+++ Materials provided
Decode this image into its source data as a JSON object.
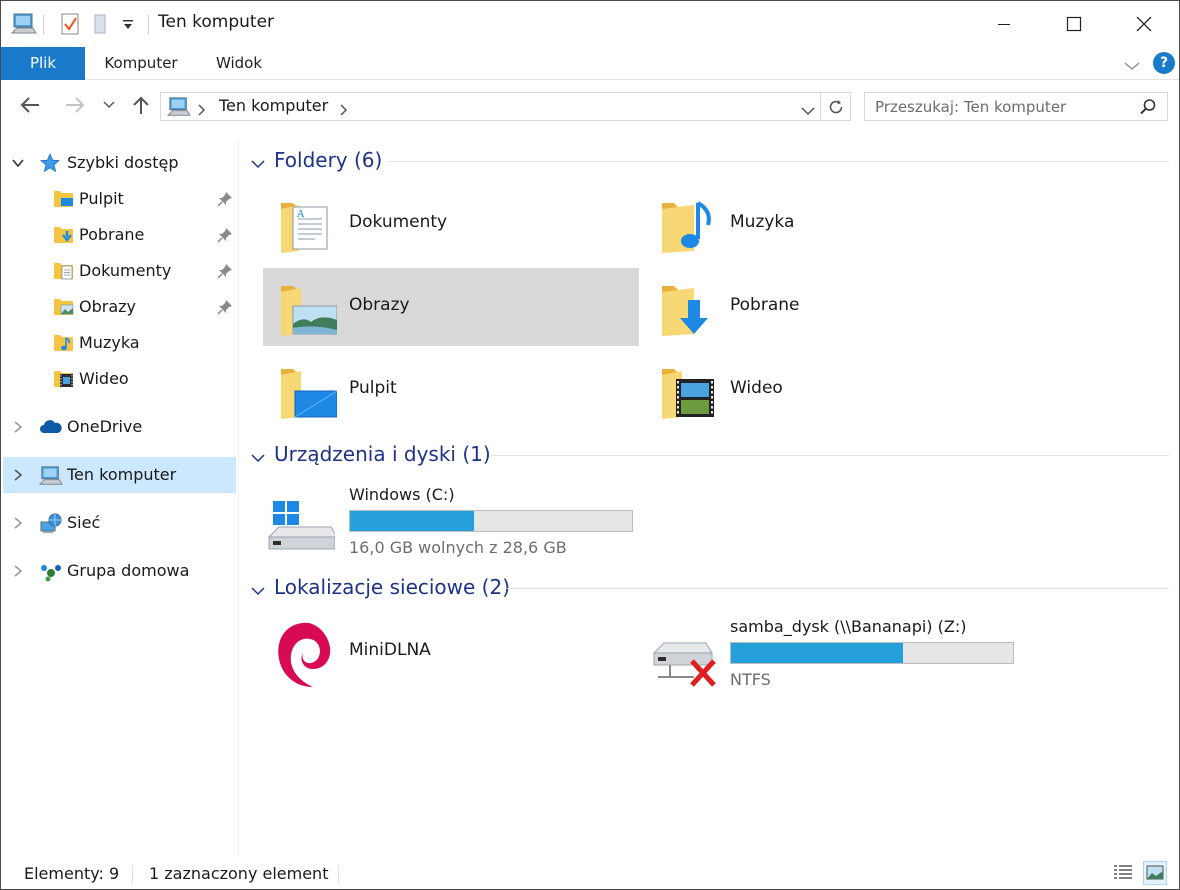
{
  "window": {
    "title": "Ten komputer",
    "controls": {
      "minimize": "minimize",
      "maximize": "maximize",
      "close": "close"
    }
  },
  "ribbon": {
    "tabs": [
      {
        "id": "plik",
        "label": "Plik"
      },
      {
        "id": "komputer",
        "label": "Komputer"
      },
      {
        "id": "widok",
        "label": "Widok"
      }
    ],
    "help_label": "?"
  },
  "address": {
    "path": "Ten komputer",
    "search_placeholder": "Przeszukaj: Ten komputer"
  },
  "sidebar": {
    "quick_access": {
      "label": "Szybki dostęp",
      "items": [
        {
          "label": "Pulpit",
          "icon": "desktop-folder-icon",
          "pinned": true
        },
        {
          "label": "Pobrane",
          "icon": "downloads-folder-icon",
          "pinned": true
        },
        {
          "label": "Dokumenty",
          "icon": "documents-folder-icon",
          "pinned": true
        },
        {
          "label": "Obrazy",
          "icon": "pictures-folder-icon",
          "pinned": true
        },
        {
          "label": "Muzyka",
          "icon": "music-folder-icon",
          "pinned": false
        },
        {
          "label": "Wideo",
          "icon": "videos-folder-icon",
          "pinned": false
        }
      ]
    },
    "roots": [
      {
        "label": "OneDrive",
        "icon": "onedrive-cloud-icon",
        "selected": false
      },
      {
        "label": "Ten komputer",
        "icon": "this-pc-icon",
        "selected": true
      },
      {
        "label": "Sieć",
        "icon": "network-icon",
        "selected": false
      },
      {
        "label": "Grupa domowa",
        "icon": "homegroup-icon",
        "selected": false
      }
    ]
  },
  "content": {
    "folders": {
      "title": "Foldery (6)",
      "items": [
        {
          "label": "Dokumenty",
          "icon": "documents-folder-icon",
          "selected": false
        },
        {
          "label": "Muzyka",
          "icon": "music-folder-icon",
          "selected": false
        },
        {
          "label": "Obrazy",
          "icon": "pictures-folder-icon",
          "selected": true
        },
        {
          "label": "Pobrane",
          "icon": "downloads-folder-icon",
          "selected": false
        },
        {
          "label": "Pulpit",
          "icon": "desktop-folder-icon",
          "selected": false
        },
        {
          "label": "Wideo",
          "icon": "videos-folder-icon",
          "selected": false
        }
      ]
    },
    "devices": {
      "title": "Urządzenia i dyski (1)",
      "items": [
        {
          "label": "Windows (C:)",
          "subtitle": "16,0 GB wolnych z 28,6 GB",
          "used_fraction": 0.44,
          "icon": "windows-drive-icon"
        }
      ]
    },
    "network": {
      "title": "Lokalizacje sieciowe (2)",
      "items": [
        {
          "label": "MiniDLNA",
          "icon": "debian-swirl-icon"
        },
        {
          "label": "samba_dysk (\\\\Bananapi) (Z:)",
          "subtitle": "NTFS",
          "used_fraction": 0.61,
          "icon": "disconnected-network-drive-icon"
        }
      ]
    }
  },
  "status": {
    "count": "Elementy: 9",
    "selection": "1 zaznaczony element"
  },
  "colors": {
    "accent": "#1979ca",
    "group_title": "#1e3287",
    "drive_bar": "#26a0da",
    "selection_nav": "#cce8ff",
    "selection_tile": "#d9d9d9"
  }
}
++++++
◆ Job: Choose all lines containing the string "this" and copy them out.

◆ Final answer:
Decode this image into its source data as a JSON object.
        "icon": "this-pc-icon",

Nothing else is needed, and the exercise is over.